**TASK TO CARRY OUT**
Copy out every one of the lines below word for word, keeping their order.

**RECORDS FOR THE TASK**
────────────────────────────────────────

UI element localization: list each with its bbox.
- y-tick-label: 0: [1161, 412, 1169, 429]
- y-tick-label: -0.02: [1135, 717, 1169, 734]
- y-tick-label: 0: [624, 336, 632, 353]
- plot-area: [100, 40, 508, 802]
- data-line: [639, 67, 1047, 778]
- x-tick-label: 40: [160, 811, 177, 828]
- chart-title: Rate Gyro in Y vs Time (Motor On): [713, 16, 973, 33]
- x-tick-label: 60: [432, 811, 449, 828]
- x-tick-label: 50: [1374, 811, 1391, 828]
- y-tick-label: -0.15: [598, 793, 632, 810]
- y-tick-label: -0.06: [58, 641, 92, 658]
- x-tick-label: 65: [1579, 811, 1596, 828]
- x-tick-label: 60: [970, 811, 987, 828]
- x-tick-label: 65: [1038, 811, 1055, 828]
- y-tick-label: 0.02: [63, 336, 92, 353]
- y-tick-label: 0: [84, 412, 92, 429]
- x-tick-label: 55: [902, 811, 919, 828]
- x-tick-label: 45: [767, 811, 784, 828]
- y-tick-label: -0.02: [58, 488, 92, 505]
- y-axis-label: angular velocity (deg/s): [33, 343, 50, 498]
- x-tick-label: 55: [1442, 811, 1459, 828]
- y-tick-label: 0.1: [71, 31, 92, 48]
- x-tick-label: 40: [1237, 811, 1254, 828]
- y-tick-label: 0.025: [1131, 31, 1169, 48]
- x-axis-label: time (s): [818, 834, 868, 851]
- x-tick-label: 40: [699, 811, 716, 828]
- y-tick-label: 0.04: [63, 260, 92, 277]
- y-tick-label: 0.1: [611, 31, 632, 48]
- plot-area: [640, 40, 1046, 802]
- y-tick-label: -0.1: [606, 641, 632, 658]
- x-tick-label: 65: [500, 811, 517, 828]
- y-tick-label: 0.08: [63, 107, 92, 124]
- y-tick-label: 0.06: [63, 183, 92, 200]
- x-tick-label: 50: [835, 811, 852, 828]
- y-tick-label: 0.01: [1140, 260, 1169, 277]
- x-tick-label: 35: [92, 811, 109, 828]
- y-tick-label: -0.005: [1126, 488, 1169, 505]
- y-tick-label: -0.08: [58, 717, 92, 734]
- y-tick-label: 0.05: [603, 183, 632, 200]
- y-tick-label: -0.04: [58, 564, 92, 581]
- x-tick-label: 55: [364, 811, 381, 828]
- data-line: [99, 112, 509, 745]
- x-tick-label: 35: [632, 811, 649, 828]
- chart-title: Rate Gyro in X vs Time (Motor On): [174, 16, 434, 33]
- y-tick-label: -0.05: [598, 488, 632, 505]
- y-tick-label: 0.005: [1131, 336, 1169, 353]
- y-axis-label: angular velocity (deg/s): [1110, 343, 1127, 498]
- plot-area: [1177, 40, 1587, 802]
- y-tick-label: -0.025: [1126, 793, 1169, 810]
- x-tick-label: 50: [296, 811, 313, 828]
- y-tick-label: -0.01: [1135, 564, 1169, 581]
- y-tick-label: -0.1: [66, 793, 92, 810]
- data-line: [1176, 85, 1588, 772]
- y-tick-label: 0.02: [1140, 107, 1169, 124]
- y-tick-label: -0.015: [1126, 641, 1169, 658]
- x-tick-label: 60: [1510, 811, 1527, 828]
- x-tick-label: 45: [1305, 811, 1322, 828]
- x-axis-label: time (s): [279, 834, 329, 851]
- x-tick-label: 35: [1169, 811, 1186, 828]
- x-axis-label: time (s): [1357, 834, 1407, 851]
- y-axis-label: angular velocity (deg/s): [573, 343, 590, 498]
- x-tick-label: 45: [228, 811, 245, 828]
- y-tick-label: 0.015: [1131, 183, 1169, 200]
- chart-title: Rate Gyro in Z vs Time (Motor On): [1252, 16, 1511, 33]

────────────────────────────────────────

**CORRECT OUTPUT**
UI element localization: list each with its bbox.
- y-tick-label: 0: [1161, 412, 1169, 429]
- y-tick-label: -0.02: [1135, 717, 1169, 734]
- y-tick-label: 0: [624, 336, 632, 353]
- plot-area: [100, 40, 508, 802]
- data-line: [639, 67, 1047, 778]
- x-tick-label: 40: [160, 811, 177, 828]
- chart-title: Rate Gyro in Y vs Time (Motor On): [713, 16, 973, 33]
- x-tick-label: 60: [432, 811, 449, 828]
- x-tick-label: 50: [1374, 811, 1391, 828]
- y-tick-label: -0.15: [598, 793, 632, 810]
- y-tick-label: -0.06: [58, 641, 92, 658]
- x-tick-label: 65: [1579, 811, 1596, 828]
- x-tick-label: 60: [970, 811, 987, 828]
- x-tick-label: 65: [1038, 811, 1055, 828]
- y-tick-label: 0.02: [63, 336, 92, 353]
- y-tick-label: 0: [84, 412, 92, 429]
- x-tick-label: 55: [902, 811, 919, 828]
- x-tick-label: 45: [767, 811, 784, 828]
- y-tick-label: -0.02: [58, 488, 92, 505]
- y-axis-label: angular velocity (deg/s): [33, 343, 50, 498]
- x-tick-label: 55: [1442, 811, 1459, 828]
- y-tick-label: 0.1: [71, 31, 92, 48]
- x-tick-label: 40: [1237, 811, 1254, 828]
- y-tick-label: 0.025: [1131, 31, 1169, 48]
- x-axis-label: time (s): [818, 834, 868, 851]
- x-tick-label: 40: [699, 811, 716, 828]
- y-tick-label: 0.04: [63, 260, 92, 277]
- y-tick-label: 0.1: [611, 31, 632, 48]
- plot-area: [640, 40, 1046, 802]
- y-tick-label: -0.1: [606, 641, 632, 658]
- x-tick-label: 65: [500, 811, 517, 828]
- y-tick-label: 0.08: [63, 107, 92, 124]
- y-tick-label: 0.06: [63, 183, 92, 200]
- x-tick-label: 50: [835, 811, 852, 828]
- y-tick-label: 0.01: [1140, 260, 1169, 277]
- x-tick-label: 35: [92, 811, 109, 828]
- y-tick-label: -0.005: [1126, 488, 1169, 505]
- y-tick-label: -0.08: [58, 717, 92, 734]
- y-tick-label: 0.05: [603, 183, 632, 200]
- y-tick-label: -0.04: [58, 564, 92, 581]
- x-tick-label: 55: [364, 811, 381, 828]
- data-line: [99, 112, 509, 745]
- x-tick-label: 35: [632, 811, 649, 828]
- chart-title: Rate Gyro in X vs Time (Motor On): [174, 16, 434, 33]
- y-tick-label: -0.05: [598, 488, 632, 505]
- y-tick-label: 0.005: [1131, 336, 1169, 353]
- y-axis-label: angular velocity (deg/s): [1110, 343, 1127, 498]
- plot-area: [1177, 40, 1587, 802]
- y-tick-label: -0.025: [1126, 793, 1169, 810]
- x-tick-label: 50: [296, 811, 313, 828]
- y-tick-label: -0.01: [1135, 564, 1169, 581]
- y-tick-label: -0.1: [66, 793, 92, 810]
- data-line: [1176, 85, 1588, 772]
- y-tick-label: 0.02: [1140, 107, 1169, 124]
- y-tick-label: -0.015: [1126, 641, 1169, 658]
- x-tick-label: 60: [1510, 811, 1527, 828]
- x-tick-label: 45: [1305, 811, 1322, 828]
- x-axis-label: time (s): [279, 834, 329, 851]
- x-tick-label: 35: [1169, 811, 1186, 828]
- x-axis-label: time (s): [1357, 834, 1407, 851]
- y-axis-label: angular velocity (deg/s): [573, 343, 590, 498]
- x-tick-label: 45: [228, 811, 245, 828]
- y-tick-label: 0.015: [1131, 183, 1169, 200]
- chart-title: Rate Gyro in Z vs Time (Motor On): [1252, 16, 1511, 33]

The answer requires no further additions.